Task to complete:
Extract the data exactly, missing nothing.

Source data:
----------

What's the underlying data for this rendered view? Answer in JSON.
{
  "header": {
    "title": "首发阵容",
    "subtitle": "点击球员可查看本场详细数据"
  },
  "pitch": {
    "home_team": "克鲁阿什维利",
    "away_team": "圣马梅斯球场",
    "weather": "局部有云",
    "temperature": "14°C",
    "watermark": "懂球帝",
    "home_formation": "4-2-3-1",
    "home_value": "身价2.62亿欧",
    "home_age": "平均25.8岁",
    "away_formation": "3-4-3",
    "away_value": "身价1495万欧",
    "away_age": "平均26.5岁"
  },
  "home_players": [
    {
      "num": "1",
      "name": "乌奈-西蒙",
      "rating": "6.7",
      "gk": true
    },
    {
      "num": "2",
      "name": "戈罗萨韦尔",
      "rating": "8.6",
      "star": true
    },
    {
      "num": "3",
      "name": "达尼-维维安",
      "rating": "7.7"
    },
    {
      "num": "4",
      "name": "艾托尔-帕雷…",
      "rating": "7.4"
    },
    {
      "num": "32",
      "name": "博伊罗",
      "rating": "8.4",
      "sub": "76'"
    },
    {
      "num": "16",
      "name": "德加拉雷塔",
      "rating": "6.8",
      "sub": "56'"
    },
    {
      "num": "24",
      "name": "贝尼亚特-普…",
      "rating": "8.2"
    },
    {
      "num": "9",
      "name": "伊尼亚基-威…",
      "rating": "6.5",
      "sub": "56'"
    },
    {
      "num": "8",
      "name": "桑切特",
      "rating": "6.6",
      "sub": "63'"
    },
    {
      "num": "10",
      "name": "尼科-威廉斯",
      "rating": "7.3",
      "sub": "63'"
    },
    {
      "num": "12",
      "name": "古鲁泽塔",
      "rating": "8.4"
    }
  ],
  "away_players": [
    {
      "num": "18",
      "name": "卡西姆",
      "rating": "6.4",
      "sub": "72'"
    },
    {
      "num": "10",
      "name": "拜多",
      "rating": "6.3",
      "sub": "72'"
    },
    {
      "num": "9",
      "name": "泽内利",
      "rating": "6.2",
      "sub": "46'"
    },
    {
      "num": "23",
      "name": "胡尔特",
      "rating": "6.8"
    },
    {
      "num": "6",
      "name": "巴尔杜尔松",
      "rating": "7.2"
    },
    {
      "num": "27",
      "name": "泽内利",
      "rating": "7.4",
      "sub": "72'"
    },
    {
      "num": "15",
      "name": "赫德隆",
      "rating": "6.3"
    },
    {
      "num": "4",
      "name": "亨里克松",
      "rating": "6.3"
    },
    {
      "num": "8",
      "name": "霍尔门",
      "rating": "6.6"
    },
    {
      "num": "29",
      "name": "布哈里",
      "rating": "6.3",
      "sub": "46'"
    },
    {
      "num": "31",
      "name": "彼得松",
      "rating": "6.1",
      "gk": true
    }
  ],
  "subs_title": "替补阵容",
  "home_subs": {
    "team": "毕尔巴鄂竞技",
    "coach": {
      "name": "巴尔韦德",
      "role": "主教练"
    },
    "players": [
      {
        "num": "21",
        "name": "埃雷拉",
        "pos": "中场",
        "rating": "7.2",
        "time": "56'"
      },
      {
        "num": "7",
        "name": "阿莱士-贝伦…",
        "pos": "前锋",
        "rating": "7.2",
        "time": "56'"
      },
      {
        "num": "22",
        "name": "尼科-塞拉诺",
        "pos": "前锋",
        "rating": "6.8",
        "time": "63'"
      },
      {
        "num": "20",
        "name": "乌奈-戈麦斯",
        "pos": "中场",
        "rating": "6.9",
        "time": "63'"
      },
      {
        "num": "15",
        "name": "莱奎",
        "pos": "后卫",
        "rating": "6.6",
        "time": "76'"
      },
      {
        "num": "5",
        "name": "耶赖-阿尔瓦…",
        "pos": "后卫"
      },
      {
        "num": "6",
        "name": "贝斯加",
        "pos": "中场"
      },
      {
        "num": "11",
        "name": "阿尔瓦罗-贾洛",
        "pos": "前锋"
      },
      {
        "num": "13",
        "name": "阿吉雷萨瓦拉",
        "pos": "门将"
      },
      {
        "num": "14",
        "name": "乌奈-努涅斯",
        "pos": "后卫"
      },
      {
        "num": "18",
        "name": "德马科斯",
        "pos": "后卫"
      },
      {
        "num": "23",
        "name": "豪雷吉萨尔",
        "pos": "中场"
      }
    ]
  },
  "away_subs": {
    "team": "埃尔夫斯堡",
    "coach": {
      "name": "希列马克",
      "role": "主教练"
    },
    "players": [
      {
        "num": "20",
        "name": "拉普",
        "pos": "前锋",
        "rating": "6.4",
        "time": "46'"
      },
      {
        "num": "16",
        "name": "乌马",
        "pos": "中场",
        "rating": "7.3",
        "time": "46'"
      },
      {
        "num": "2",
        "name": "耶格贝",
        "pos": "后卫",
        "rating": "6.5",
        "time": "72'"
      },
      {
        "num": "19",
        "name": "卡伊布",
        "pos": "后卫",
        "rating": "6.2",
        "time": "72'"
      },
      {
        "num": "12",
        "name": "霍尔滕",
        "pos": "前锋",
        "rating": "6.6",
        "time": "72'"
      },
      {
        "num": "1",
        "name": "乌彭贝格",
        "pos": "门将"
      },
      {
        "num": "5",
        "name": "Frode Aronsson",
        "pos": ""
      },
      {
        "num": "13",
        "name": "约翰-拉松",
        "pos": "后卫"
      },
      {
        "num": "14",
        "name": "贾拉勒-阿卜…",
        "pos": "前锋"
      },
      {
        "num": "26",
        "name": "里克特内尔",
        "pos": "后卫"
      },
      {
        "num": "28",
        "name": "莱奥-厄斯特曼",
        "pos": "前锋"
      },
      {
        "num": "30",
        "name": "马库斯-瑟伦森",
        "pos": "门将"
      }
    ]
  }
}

----------

Exercise output:
What's the underlying data for this rendered view? Answer in JSON.
{
  "header": {
    "title": "首发阵容",
    "subtitle": "点击球员可查看本场详细数据"
  },
  "pitch": {
    "home_team": "克鲁阿什维利",
    "away_team": "圣马梅斯球场",
    "weather": "局部有云",
    "temperature": "14°C",
    "watermark": "懂球帝",
    "home_formation": "4-2-3-1",
    "home_value": "身价2.62亿欧",
    "home_age": "平均25.8岁",
    "away_formation": "3-4-3",
    "away_value": "身价1495万欧",
    "away_age": "平均26.5岁"
  },
  "home_players": [
    {
      "num": "1",
      "name": "乌奈-西蒙",
      "rating": "6.7",
      "gk": true
    },
    {
      "num": "2",
      "name": "戈罗萨韦尔",
      "rating": "8.6",
      "star": true
    },
    {
      "num": "3",
      "name": "达尼-维维安",
      "rating": "7.7"
    },
    {
      "num": "4",
      "name": "艾托尔-帕雷…",
      "rating": "7.4"
    },
    {
      "num": "32",
      "name": "博伊罗",
      "rating": "8.4",
      "sub": "76'"
    },
    {
      "num": "16",
      "name": "德加拉雷塔",
      "rating": "6.8",
      "sub": "56'"
    },
    {
      "num": "24",
      "name": "贝尼亚特-普…",
      "rating": "8.2"
    },
    {
      "num": "9",
      "name": "伊尼亚基-威…",
      "rating": "6.5",
      "sub": "56'"
    },
    {
      "num": "8",
      "name": "桑切特",
      "rating": "6.6",
      "sub": "63'"
    },
    {
      "num": "10",
      "name": "尼科-威廉斯",
      "rating": "7.3",
      "sub": "63'"
    },
    {
      "num": "12",
      "name": "古鲁泽塔",
      "rating": "8.4"
    }
  ],
  "away_players": [
    {
      "num": "18",
      "name": "卡西姆",
      "rating": "6.4",
      "sub": "72'"
    },
    {
      "num": "10",
      "name": "拜多",
      "rating": "6.3",
      "sub": "72'"
    },
    {
      "num": "9",
      "name": "泽内利",
      "rating": "6.2",
      "sub": "46'"
    },
    {
      "num": "23",
      "name": "胡尔特",
      "rating": "6.8"
    },
    {
      "num": "6",
      "name": "巴尔杜尔松",
      "rating": "7.2"
    },
    {
      "num": "27",
      "name": "泽内利",
      "rating": "7.4",
      "sub": "72'"
    },
    {
      "num": "15",
      "name": "赫德隆",
      "rating": "6.3"
    },
    {
      "num": "4",
      "name": "亨里克松",
      "rating": "6.3"
    },
    {
      "num": "8",
      "name": "霍尔门",
      "rating": "6.6"
    },
    {
      "num": "29",
      "name": "布哈里",
      "rating": "6.3",
      "sub": "46'"
    },
    {
      "num": "31",
      "name": "彼得松",
      "rating": "6.1",
      "gk": true
    }
  ],
  "subs_title": "替补阵容",
  "home_subs": {
    "team": "毕尔巴鄂竞技",
    "coach": {
      "name": "巴尔韦德",
      "role": "主教练"
    },
    "players": [
      {
        "num": "21",
        "name": "埃雷拉",
        "pos": "中场",
        "rating": "7.2",
        "time": "56'"
      },
      {
        "num": "7",
        "name": "阿莱士-贝伦…",
        "pos": "前锋",
        "rating": "7.2",
        "time": "56'"
      },
      {
        "num": "22",
        "name": "尼科-塞拉诺",
        "pos": "前锋",
        "rating": "6.8",
        "time": "63'"
      },
      {
        "num": "20",
        "name": "乌奈-戈麦斯",
        "pos": "中场",
        "rating": "6.9",
        "time": "63'"
      },
      {
        "num": "15",
        "name": "莱奎",
        "pos": "后卫",
        "rating": "6.6",
        "time": "76'"
      },
      {
        "num": "5",
        "name": "耶赖-阿尔瓦…",
        "pos": "后卫"
      },
      {
        "num": "6",
        "name": "贝斯加",
        "pos": "中场"
      },
      {
        "num": "11",
        "name": "阿尔瓦罗-贾洛",
        "pos": "前锋"
      },
      {
        "num": "13",
        "name": "阿吉雷萨瓦拉",
        "pos": "门将"
      },
      {
        "num": "14",
        "name": "乌奈-努涅斯",
        "pos": "后卫"
      },
      {
        "num": "18",
        "name": "德马科斯",
        "pos": "后卫"
      },
      {
        "num": "23",
        "name": "豪雷吉萨尔",
        "pos": "中场"
      }
    ]
  },
  "away_subs": {
    "team": "埃尔夫斯堡",
    "coach": {
      "name": "希列马克",
      "role": "主教练"
    },
    "players": [
      {
        "num": "20",
        "name": "拉普",
        "pos": "前锋",
        "rating": "6.4",
        "time": "46'"
      },
      {
        "num": "16",
        "name": "乌马",
        "pos": "中场",
        "rating": "7.3",
        "time": "46'"
      },
      {
        "num": "2",
        "name": "耶格贝",
        "pos": "后卫",
        "rating": "6.5",
        "time": "72'"
      },
      {
        "num": "19",
        "name": "卡伊布",
        "pos": "后卫",
        "rating": "6.2",
        "time": "72'"
      },
      {
        "num": "12",
        "name": "霍尔滕",
        "pos": "前锋",
        "rating": "6.6",
        "time": "72'"
      },
      {
        "num": "1",
        "name": "乌彭贝格",
        "pos": "门将"
      },
      {
        "num": "5",
        "name": "Frode Aronsson",
        "pos": ""
      },
      {
        "num": "13",
        "name": "约翰-拉松",
        "pos": "后卫"
      },
      {
        "num": "14",
        "name": "贾拉勒-阿卜…",
        "pos": "前锋"
      },
      {
        "num": "26",
        "name": "里克特内尔",
        "pos": "后卫"
      },
      {
        "num": "28",
        "name": "莱奥-厄斯特曼",
        "pos": "前锋"
      },
      {
        "num": "30",
        "name": "马库斯-瑟伦森",
        "pos": "门将"
      }
    ]
  }
}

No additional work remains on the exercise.